→ Problem to solve: Find each line with the string "TradingView" and report it.

→ Items:

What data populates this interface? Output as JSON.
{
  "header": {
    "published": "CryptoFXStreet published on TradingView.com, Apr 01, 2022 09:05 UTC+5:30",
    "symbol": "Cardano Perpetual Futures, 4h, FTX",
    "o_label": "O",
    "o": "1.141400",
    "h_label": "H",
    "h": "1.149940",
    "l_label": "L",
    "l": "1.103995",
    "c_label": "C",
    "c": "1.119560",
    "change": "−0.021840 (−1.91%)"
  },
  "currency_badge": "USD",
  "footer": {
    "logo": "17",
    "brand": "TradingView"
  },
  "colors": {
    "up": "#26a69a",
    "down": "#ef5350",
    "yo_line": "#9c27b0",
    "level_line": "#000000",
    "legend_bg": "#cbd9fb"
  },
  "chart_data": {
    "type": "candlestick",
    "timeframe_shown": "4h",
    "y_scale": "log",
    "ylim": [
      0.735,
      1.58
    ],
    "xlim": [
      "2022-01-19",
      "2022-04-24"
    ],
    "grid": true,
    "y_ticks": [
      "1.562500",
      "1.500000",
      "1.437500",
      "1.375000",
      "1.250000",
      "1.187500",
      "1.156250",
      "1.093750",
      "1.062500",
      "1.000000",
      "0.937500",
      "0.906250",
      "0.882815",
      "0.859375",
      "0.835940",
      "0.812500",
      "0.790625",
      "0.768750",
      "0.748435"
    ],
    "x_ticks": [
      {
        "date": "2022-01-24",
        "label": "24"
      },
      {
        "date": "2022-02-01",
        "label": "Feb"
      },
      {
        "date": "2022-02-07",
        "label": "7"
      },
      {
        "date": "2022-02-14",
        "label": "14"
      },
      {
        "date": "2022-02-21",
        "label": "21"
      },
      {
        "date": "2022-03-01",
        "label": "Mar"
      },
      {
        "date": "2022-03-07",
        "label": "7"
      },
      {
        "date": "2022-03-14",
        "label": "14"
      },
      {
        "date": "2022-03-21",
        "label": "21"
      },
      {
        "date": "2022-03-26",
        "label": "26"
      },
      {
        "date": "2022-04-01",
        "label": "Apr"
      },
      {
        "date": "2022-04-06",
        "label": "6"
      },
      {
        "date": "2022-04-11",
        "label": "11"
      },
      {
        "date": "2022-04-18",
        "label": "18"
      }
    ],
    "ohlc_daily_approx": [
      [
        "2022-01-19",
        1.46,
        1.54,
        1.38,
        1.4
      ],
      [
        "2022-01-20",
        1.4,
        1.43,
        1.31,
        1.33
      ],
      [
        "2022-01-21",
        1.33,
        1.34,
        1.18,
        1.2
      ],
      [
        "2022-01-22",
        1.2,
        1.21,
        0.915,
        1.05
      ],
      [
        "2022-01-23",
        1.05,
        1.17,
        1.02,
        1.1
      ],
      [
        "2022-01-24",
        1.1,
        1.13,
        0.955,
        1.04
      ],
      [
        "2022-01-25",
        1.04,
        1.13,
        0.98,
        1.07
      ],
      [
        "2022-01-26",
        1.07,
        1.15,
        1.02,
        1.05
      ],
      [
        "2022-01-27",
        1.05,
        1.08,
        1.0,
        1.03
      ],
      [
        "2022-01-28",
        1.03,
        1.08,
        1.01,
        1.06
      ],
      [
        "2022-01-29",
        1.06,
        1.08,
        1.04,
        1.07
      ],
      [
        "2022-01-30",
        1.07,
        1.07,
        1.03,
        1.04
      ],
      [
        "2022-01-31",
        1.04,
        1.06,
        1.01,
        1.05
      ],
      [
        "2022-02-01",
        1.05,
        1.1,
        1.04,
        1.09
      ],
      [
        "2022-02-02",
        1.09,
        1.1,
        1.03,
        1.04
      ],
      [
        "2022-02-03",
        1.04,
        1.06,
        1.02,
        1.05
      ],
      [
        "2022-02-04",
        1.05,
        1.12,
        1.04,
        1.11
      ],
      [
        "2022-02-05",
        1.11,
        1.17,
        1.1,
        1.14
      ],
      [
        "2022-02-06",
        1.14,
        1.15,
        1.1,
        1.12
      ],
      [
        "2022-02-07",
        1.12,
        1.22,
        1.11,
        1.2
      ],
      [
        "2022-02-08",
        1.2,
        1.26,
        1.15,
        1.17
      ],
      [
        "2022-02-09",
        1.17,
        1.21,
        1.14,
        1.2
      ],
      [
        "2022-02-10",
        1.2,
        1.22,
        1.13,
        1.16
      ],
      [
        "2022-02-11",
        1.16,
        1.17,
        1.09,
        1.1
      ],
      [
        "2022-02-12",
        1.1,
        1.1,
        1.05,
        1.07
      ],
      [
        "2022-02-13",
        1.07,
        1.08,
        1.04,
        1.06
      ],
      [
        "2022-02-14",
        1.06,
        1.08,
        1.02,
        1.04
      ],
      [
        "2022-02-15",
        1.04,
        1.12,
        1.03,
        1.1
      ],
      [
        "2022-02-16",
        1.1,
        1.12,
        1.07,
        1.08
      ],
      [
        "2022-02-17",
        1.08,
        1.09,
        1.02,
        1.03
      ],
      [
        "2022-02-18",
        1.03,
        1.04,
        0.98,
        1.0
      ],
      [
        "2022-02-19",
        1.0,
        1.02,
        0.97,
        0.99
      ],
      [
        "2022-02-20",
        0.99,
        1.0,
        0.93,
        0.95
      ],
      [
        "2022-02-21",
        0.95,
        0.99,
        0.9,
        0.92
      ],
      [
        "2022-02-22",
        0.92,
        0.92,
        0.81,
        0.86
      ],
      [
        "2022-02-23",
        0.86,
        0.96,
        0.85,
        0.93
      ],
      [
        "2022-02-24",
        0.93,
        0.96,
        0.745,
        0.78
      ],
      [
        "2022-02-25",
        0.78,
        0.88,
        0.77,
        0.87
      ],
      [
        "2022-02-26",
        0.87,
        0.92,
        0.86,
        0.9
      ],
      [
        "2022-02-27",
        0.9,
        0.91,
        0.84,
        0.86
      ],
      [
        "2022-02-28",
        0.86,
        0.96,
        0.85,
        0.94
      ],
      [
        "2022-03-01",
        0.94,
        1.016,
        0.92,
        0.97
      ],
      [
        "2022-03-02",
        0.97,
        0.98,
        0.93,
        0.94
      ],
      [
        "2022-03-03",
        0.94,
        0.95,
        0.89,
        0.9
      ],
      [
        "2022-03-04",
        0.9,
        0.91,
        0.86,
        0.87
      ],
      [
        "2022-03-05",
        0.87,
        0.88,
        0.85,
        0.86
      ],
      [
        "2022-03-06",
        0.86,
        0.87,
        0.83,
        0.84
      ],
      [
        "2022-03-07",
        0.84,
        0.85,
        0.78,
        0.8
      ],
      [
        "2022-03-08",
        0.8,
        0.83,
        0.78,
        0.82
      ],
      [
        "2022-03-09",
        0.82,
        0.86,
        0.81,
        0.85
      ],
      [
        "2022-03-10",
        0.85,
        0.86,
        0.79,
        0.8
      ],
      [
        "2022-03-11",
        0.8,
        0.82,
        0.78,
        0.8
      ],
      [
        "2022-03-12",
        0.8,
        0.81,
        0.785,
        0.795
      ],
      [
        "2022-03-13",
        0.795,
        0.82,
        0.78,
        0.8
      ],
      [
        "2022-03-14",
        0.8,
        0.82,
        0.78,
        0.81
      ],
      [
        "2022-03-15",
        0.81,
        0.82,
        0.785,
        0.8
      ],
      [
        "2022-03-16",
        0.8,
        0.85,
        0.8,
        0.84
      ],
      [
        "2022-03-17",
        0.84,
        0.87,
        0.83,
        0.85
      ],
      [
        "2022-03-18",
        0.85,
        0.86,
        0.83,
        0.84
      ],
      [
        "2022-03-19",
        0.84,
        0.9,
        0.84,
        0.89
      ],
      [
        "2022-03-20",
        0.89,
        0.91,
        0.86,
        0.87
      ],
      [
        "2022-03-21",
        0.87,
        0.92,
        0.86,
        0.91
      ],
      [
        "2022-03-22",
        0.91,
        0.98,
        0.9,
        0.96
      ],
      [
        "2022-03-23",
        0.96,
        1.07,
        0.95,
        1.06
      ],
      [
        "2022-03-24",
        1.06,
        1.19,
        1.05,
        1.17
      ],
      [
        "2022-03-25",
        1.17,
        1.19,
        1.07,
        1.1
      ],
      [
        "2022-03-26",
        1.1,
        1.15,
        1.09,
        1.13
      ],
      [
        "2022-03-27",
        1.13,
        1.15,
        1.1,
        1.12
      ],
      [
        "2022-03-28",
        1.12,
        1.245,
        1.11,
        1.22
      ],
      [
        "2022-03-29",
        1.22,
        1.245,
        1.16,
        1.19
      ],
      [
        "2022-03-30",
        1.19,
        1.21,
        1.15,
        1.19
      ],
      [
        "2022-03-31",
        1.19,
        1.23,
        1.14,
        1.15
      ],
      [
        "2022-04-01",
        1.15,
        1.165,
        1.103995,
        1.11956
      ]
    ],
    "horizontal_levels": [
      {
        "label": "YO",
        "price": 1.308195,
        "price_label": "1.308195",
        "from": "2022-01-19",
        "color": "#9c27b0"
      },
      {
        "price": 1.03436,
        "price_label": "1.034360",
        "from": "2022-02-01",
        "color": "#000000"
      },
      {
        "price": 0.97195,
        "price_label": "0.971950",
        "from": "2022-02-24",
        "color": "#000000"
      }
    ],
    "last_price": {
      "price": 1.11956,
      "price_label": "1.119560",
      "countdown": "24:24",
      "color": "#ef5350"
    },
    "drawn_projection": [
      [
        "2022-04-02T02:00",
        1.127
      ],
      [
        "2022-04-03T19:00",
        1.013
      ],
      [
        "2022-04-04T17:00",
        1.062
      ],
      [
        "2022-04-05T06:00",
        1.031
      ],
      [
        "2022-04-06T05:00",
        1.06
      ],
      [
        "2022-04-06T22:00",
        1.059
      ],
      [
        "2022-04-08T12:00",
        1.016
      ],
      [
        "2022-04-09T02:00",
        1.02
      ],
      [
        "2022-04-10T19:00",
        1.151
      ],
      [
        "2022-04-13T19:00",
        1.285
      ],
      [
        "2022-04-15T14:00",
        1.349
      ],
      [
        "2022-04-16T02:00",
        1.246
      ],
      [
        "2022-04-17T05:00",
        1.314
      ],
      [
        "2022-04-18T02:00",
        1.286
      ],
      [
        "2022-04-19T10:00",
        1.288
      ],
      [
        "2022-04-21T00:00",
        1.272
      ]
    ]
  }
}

==

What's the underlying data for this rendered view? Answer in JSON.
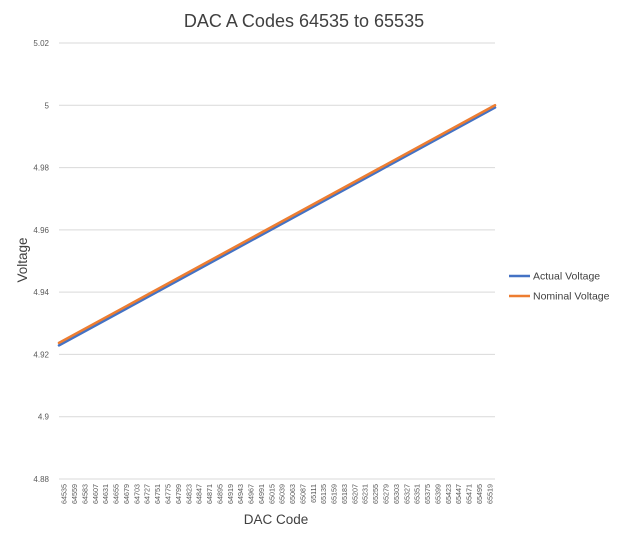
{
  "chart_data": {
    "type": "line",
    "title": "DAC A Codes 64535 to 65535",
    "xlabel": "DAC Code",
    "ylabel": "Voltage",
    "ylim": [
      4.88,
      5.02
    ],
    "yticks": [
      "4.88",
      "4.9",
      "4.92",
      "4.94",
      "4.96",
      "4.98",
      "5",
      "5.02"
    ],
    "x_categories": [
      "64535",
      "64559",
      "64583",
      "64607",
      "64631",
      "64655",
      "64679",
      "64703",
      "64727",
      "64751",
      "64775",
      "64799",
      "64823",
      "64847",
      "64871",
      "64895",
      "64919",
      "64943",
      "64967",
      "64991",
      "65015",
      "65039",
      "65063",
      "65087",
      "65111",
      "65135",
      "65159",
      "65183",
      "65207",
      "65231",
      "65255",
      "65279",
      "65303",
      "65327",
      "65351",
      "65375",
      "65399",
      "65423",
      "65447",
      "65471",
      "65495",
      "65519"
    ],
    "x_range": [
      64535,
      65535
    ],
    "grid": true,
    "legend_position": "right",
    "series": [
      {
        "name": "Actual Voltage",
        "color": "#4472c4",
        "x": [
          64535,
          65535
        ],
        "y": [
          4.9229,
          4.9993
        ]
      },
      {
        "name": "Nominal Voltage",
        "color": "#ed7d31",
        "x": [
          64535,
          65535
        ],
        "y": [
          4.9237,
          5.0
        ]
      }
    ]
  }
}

→ Full response:
    "published": "CryptoFXStreet published on TradingView.com, Apr 01, 2022 09:05 UTC+5:30",
    "brand": "TradingView"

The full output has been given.